[Stored data]
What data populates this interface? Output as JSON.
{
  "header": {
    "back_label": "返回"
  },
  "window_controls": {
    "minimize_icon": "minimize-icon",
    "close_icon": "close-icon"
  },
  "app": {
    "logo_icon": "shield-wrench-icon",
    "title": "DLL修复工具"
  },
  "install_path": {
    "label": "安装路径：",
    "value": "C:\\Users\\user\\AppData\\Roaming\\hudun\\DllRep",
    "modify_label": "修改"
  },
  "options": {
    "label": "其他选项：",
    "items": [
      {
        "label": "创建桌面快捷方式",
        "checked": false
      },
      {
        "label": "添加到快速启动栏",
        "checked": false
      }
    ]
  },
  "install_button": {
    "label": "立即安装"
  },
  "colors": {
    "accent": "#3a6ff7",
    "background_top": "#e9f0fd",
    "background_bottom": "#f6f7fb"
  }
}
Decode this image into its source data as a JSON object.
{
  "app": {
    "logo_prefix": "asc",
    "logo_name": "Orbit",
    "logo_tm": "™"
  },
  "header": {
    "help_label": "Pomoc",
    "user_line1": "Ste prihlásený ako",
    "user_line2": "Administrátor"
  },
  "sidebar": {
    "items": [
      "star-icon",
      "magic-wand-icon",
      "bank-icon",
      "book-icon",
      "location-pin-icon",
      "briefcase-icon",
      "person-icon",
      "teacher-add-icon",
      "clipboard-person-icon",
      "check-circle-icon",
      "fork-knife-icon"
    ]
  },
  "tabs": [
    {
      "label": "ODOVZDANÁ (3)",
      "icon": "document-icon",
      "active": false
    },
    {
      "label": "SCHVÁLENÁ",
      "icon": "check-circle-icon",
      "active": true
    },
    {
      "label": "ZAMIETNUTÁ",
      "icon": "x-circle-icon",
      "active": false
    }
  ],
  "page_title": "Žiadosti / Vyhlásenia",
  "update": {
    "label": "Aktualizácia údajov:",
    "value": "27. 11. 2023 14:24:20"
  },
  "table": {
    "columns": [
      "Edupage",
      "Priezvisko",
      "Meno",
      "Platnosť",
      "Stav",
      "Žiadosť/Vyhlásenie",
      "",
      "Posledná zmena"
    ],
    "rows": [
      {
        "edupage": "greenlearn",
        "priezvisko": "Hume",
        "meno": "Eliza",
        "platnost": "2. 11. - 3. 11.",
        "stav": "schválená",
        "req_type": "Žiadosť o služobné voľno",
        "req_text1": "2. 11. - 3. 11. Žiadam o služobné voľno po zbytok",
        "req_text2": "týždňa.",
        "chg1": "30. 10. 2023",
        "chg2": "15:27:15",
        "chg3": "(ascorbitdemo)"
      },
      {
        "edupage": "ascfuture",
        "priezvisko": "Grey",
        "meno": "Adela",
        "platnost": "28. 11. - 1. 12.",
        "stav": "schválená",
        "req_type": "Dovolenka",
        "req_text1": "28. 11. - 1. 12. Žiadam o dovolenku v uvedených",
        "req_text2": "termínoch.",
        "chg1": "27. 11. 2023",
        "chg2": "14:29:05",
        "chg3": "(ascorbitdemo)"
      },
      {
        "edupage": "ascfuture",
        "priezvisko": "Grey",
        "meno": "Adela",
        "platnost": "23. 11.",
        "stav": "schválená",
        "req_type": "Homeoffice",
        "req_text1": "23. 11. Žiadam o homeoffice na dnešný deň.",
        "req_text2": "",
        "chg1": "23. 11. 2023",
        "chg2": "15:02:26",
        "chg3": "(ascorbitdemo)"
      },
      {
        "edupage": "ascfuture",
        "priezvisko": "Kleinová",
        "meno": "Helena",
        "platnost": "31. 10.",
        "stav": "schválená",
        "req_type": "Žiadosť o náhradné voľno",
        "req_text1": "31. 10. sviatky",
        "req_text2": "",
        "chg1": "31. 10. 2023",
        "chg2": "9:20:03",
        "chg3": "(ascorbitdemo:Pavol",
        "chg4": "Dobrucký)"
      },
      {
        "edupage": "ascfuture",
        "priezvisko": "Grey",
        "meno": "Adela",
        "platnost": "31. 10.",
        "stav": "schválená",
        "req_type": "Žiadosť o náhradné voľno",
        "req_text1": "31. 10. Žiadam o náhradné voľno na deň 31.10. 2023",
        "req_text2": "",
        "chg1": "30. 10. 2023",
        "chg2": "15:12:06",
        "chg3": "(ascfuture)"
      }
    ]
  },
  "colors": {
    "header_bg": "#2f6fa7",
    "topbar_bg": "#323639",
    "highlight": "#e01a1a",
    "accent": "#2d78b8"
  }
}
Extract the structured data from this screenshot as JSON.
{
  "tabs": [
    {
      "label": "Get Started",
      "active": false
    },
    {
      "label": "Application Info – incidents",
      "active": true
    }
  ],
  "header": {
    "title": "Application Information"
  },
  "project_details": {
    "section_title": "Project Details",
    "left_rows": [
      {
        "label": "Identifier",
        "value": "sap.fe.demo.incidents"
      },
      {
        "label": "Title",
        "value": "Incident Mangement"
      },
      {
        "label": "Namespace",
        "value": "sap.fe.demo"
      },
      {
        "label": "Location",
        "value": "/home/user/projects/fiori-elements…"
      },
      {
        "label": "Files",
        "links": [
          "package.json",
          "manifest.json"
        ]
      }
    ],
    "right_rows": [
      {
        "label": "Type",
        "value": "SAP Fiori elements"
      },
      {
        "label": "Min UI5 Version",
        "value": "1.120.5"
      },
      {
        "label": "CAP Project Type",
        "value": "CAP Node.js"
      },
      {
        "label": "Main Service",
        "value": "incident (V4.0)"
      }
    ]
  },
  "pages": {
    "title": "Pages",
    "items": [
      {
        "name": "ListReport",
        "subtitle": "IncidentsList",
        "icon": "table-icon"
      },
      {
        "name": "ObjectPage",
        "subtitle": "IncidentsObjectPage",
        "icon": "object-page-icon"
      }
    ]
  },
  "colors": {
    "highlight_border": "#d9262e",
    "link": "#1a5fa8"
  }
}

PROMPT:
Exactly as written above, please repeat the entries.

EXERCISE RESULT:
What data populates this interface? Output as JSON.
{
  "header": {
    "back_label": "返回"
  },
  "window_controls": {
    "minimize_icon": "minimize-icon",
    "close_icon": "close-icon"
  },
  "app": {
    "logo_icon": "shield-wrench-icon",
    "title": "DLL修复工具"
  },
  "install_path": {
    "label": "安装路径：",
    "value": "C:\\Users\\user\\AppData\\Roaming\\hudun\\DllRep",
    "modify_label": "修改"
  },
  "options": {
    "label": "其他选项：",
    "items": [
      {
        "label": "创建桌面快捷方式",
        "checked": false
      },
      {
        "label": "添加到快速启动栏",
        "checked": false
      }
    ]
  },
  "install_button": {
    "label": "立即安装"
  },
  "colors": {
    "accent": "#3a6ff7",
    "background_top": "#e9f0fd",
    "background_bottom": "#f6f7fb"
  }
}
Decode this image into its source data as a JSON object.
{
  "app": {
    "logo_prefix": "asc",
    "logo_name": "Orbit",
    "logo_tm": "™"
  },
  "header": {
    "help_label": "Pomoc",
    "user_line1": "Ste prihlásený ako",
    "user_line2": "Administrátor"
  },
  "sidebar": {
    "items": [
      "star-icon",
      "magic-wand-icon",
      "bank-icon",
      "book-icon",
      "location-pin-icon",
      "briefcase-icon",
      "person-icon",
      "teacher-add-icon",
      "clipboard-person-icon",
      "check-circle-icon",
      "fork-knife-icon"
    ]
  },
  "tabs": [
    {
      "label": "ODOVZDANÁ (3)",
      "icon": "document-icon",
      "active": false
    },
    {
      "label": "SCHVÁLENÁ",
      "icon": "check-circle-icon",
      "active": true
    },
    {
      "label": "ZAMIETNUTÁ",
      "icon": "x-circle-icon",
      "active": false
    }
  ],
  "page_title": "Žiadosti / Vyhlásenia",
  "update": {
    "label": "Aktualizácia údajov:",
    "value": "27. 11. 2023 14:24:20"
  },
  "table": {
    "columns": [
      "Edupage",
      "Priezvisko",
      "Meno",
      "Platnosť",
      "Stav",
      "Žiadosť/Vyhlásenie",
      "",
      "Posledná zmena"
    ],
    "rows": [
      {
        "edupage": "greenlearn",
        "priezvisko": "Hume",
        "meno": "Eliza",
        "platnost": "2. 11. - 3. 11.",
        "stav": "schválená",
        "req_type": "Žiadosť o služobné voľno",
        "req_text1": "2. 11. - 3. 11. Žiadam o služobné voľno po zbytok",
        "req_text2": "týždňa.",
        "chg1": "30. 10. 2023",
        "chg2": "15:27:15",
        "chg3": "(ascorbitdemo)"
      },
      {
        "edupage": "ascfuture",
        "priezvisko": "Grey",
        "meno": "Adela",
        "platnost": "28. 11. - 1. 12.",
        "stav": "schválená",
        "req_type": "Dovolenka",
        "req_text1": "28. 11. - 1. 12. Žiadam o dovolenku v uvedených",
        "req_text2": "termínoch.",
        "chg1": "27. 11. 2023",
        "chg2": "14:29:05",
        "chg3": "(ascorbitdemo)"
      },
      {
        "edupage": "ascfuture",
        "priezvisko": "Grey",
        "meno": "Adela",
        "platnost": "23. 11.",
        "stav": "schválená",
        "req_type": "Homeoffice",
        "req_text1": "23. 11. Žiadam o homeoffice na dnešný deň.",
        "req_text2": "",
        "chg1": "23. 11. 2023",
        "chg2": "15:02:26",
        "chg3": "(ascorbitdemo)"
      },
      {
        "edupage": "ascfuture",
        "priezvisko": "Kleinová",
        "meno": "Helena",
        "platnost": "31. 10.",
        "stav": "schválená",
        "req_type": "Žiadosť o náhradné voľno",
        "req_text1": "31. 10. sviatky",
        "req_text2": "",
        "chg1": "31. 10. 2023",
        "chg2": "9:20:03",
        "chg3": "(ascorbitdemo:Pavol",
        "chg4": "Dobrucký)"
      },
      {
        "edupage": "ascfuture",
        "priezvisko": "Grey",
        "meno": "Adela",
        "platnost": "31. 10.",
        "stav": "schválená",
        "req_type": "Žiadosť o náhradné voľno",
        "req_text1": "31. 10. Žiadam o náhradné voľno na deň 31.10. 2023",
        "req_text2": "",
        "chg1": "30. 10. 2023",
        "chg2": "15:12:06",
        "chg3": "(ascfuture)"
      }
    ]
  },
  "colors": {
    "header_bg": "#2f6fa7",
    "topbar_bg": "#323639",
    "highlight": "#e01a1a",
    "accent": "#2d78b8"
  }
}
Extract the structured data from this screenshot as JSON.
{
  "tabs": [
    {
      "label": "Get Started",
      "active": false
    },
    {
      "label": "Application Info – incidents",
      "active": true
    }
  ],
  "header": {
    "title": "Application Information"
  },
  "project_details": {
    "section_title": "Project Details",
    "left_rows": [
      {
        "label": "Identifier",
        "value": "sap.fe.demo.incidents"
      },
      {
        "label": "Title",
        "value": "Incident Mangement"
      },
      {
        "label": "Namespace",
        "value": "sap.fe.demo"
      },
      {
        "label": "Location",
        "value": "/home/user/projects/fiori-elements…"
      },
      {
        "label": "Files",
        "links": [
          "package.json",
          "manifest.json"
        ]
      }
    ],
    "right_rows": [
      {
        "label": "Type",
        "value": "SAP Fiori elements"
      },
      {
        "label": "Min UI5 Version",
        "value": "1.120.5"
      },
      {
        "label": "CAP Project Type",
        "value": "CAP Node.js"
      },
      {
        "label": "Main Service",
        "value": "incident (V4.0)"
      }
    ]
  },
  "pages": {
    "title": "Pages",
    "items": [
      {
        "name": "ListReport",
        "subtitle": "IncidentsList",
        "icon": "table-icon"
      },
      {
        "name": "ObjectPage",
        "subtitle": "IncidentsObjectPage",
        "icon": "object-page-icon"
      }
    ]
  },
  "colors": {
    "highlight_border": "#d9262e",
    "link": "#1a5fa8"
  }
}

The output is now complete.